# What is needed:
Give only one thing: the number of lines that include the word "marginata".

[Dataset records on visual material]
- - - - -
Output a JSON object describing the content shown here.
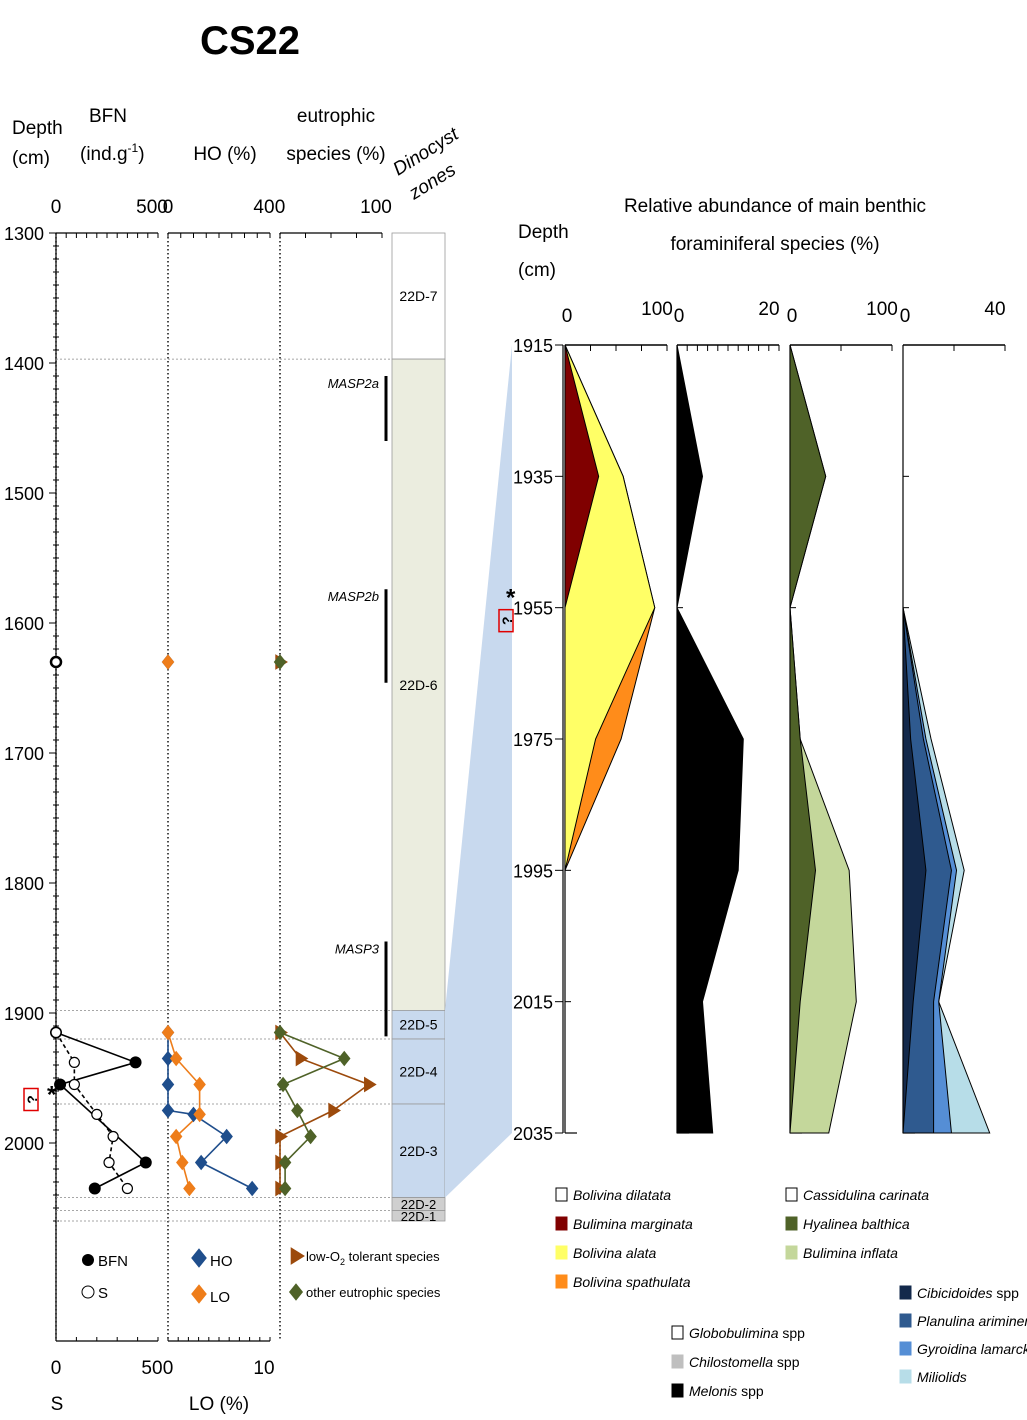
{
  "title": "CS22",
  "left": {
    "depth_label": [
      "Depth",
      "(cm)"
    ],
    "depth_ticks": [
      1300,
      1400,
      1500,
      1600,
      1700,
      1800,
      1900,
      2000
    ],
    "depth_range": [
      1300,
      2060
    ],
    "bfn": {
      "label": [
        "BFN",
        "(ind.g",
        "-1",
        ")"
      ],
      "range": [
        0,
        500
      ],
      "tick_labels": [
        "0",
        "500"
      ],
      "bottom_label": "S",
      "bottom_range": [
        0,
        50
      ],
      "bottom_tick_labels": [
        "0",
        "50"
      ]
    },
    "ho": {
      "label": "HO (%)",
      "range": [
        0,
        40
      ],
      "tick_labels": [
        "0",
        "40"
      ],
      "bottom_label": "LO (%)",
      "bottom_range": [
        0,
        10
      ],
      "bottom_tick_labels": [
        "0",
        "10"
      ]
    },
    "eutrophic": {
      "label": [
        "eutrophic",
        "species (%)"
      ],
      "range": [
        0,
        100
      ],
      "tick_labels": [
        "0",
        "100"
      ]
    },
    "zone_header": [
      "Dinocyst",
      "zones"
    ],
    "zones": [
      {
        "name": "22D-7",
        "top": 1300,
        "bottom": 1397,
        "color": "#ffffff"
      },
      {
        "name": "22D-6",
        "top": 1397,
        "bottom": 1898,
        "color": "#ebeddf"
      },
      {
        "name": "22D-5",
        "top": 1898,
        "bottom": 1920,
        "color": "#c8d9ee"
      },
      {
        "name": "22D-4",
        "top": 1920,
        "bottom": 1970,
        "color": "#c8d9ee"
      },
      {
        "name": "22D-3",
        "top": 1970,
        "bottom": 2042,
        "color": "#c8d9ee"
      },
      {
        "name": "22D-2",
        "top": 2042,
        "bottom": 2052,
        "color": "#cfcfcf"
      },
      {
        "name": "22D-1",
        "top": 2052,
        "bottom": 2060,
        "color": "#cfcfcf"
      }
    ],
    "masp": [
      {
        "name": "MASP2a",
        "top": 1410,
        "bottom": 1460
      },
      {
        "name": "MASP2b",
        "top": 1574,
        "bottom": 1646
      },
      {
        "name": "MASP3",
        "top": 1845,
        "bottom": 1918
      }
    ],
    "marker_symbol": "*",
    "marker_box": "?",
    "legends": {
      "bfn": [
        "BFN",
        "S"
      ],
      "ho": [
        "HO",
        "LO"
      ],
      "eut": [
        "low-O",
        "2",
        " tolerant species",
        "other eutrophic species"
      ]
    }
  },
  "chart_data": [
    {
      "type": "line",
      "title": "BFN (ind.g-1) and S",
      "series": [
        {
          "name": "BFN",
          "x": [
            0,
            0,
            390,
            20,
            440,
            190
          ],
          "y": [
            1630,
            1915,
            1938,
            1955,
            2015,
            2035
          ]
        },
        {
          "name": "S",
          "x": [
            0,
            0,
            9,
            9,
            20,
            28,
            26,
            35
          ],
          "y": [
            1630,
            1915,
            1938,
            1955,
            1978,
            1995,
            2015,
            2035
          ]
        }
      ],
      "xlim": [
        0,
        500
      ],
      "x2lim": [
        0,
        50
      ]
    },
    {
      "type": "line",
      "title": "HO (%) and LO (%)",
      "series": [
        {
          "name": "HO",
          "x": [
            0,
            0,
            0,
            0,
            0,
            10,
            23,
            13,
            33
          ],
          "y": [
            1630,
            1915,
            1935,
            1955,
            1975,
            1978,
            1995,
            2015,
            2035
          ]
        },
        {
          "name": "LO",
          "x": [
            0,
            0,
            0.8,
            3.1,
            3.1,
            0.8,
            1.4,
            2.1
          ],
          "y": [
            1630,
            1915,
            1935,
            1955,
            1978,
            1995,
            2015,
            2035
          ]
        }
      ],
      "xlim": [
        0,
        40
      ],
      "x2lim": [
        0,
        10
      ]
    },
    {
      "type": "line",
      "title": "eutrophic species (%)",
      "series": [
        {
          "name": "low-O2 tolerant species",
          "x": [
            0,
            0,
            20,
            87,
            52,
            0,
            0,
            0
          ],
          "y": [
            1630,
            1915,
            1935,
            1955,
            1975,
            1995,
            2015,
            2035
          ]
        },
        {
          "name": "other eutrophic species",
          "x": [
            0,
            0,
            63,
            3,
            17,
            30,
            5,
            5
          ],
          "y": [
            1630,
            1915,
            1935,
            1955,
            1975,
            1995,
            2015,
            2035
          ]
        }
      ],
      "xlim": [
        0,
        100
      ]
    },
    {
      "type": "area",
      "title": "Relative abundance of main benthic foraminiferal species (%)",
      "ylabel": "Depth (cm)",
      "depth": [
        1915,
        1935,
        1955,
        1975,
        1995,
        2015,
        2035
      ],
      "ylim": [
        1915,
        2035
      ],
      "panels": [
        {
          "xlim": [
            0,
            100
          ],
          "series": [
            {
              "name": "Bolivina dilatata",
              "color": "#ffffff",
              "values": [
                0,
                0,
                0,
                0,
                0,
                0,
                0
              ]
            },
            {
              "name": "Bulimina marginata",
              "color": "#800000",
              "values": [
                0,
                33,
                0,
                0,
                0,
                0,
                0
              ]
            },
            {
              "name": "Bolivina alata",
              "color": "#ffff66",
              "values": [
                0,
                24,
                88,
                30,
                0,
                0,
                0
              ]
            },
            {
              "name": "Bolivina spathulata",
              "color": "#ff8c1a",
              "values": [
                0,
                0,
                0,
                25,
                0,
                0,
                0
              ]
            }
          ]
        },
        {
          "xlim": [
            0,
            20
          ],
          "series": [
            {
              "name": "Globobulimina spp",
              "color": "#ffffff",
              "values": [
                0,
                0,
                0,
                0,
                0,
                0,
                0
              ]
            },
            {
              "name": "Chilostomella spp",
              "color": "#bfbfbf",
              "values": [
                0,
                0,
                0,
                0,
                0,
                0,
                0
              ]
            },
            {
              "name": "Melonis spp",
              "color": "#000000",
              "values": [
                0,
                5,
                0,
                13,
                12,
                5,
                7
              ]
            }
          ]
        },
        {
          "xlim": [
            0,
            100
          ],
          "series": [
            {
              "name": "Cassidulina carinata",
              "color": "#ffffff",
              "values": [
                0,
                0,
                0,
                0,
                0,
                0,
                0
              ]
            },
            {
              "name": "Hyalinea balthica",
              "color": "#4f6228",
              "values": [
                0,
                35,
                0,
                10,
                25,
                10,
                0
              ]
            },
            {
              "name": "Bulimina inflata",
              "color": "#c4d79b",
              "values": [
                0,
                0,
                0,
                0,
                33,
                55,
                38
              ]
            }
          ]
        },
        {
          "xlim": [
            0,
            40
          ],
          "series": [
            {
              "name": "Cibicidoides spp",
              "color": "#13294b",
              "values": [
                0,
                0,
                0,
                3,
                9,
                4,
                0
              ]
            },
            {
              "name": "Planulina ariminensis",
              "color": "#2f5a8f",
              "values": [
                0,
                0,
                0,
                5,
                10,
                8,
                12
              ]
            },
            {
              "name": "Gyroidina lamarckiana",
              "color": "#558ed5",
              "values": [
                0,
                0,
                0,
                1,
                2,
                2,
                7
              ]
            },
            {
              "name": "Miliolids",
              "color": "#b7dde8",
              "values": [
                0,
                0,
                0,
                2,
                3,
                0,
                15
              ]
            }
          ]
        }
      ]
    }
  ],
  "right": {
    "title": [
      "Relative abundance of main benthic",
      "foraminiferal species (%)"
    ],
    "depth_label": [
      "Depth",
      "(cm)"
    ],
    "depth_ticks": [
      1915,
      1935,
      1955,
      1975,
      1995,
      2015,
      2035
    ],
    "panel_tick_labels": [
      [
        "0",
        "100"
      ],
      [
        "0",
        "20"
      ],
      [
        "0",
        "100"
      ],
      [
        "0",
        "40"
      ]
    ],
    "legend_groups": [
      [
        "Bolivina dilatata",
        "Bulimina marginata",
        "Bolivina alata",
        "Bolivina spathulata"
      ],
      [
        "Cassidulina carinata",
        "Hyalinea balthica",
        "Bulimina inflata"
      ],
      [
        "Globobulimina spp",
        "Chilostomella spp",
        "Melonis spp"
      ],
      [
        "Cibicidoides spp",
        "Planulina ariminensis",
        "Gyroidina lamarckiana",
        "Miliolids"
      ]
    ]
  }
}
- - - - -
# Response to this exercise:
2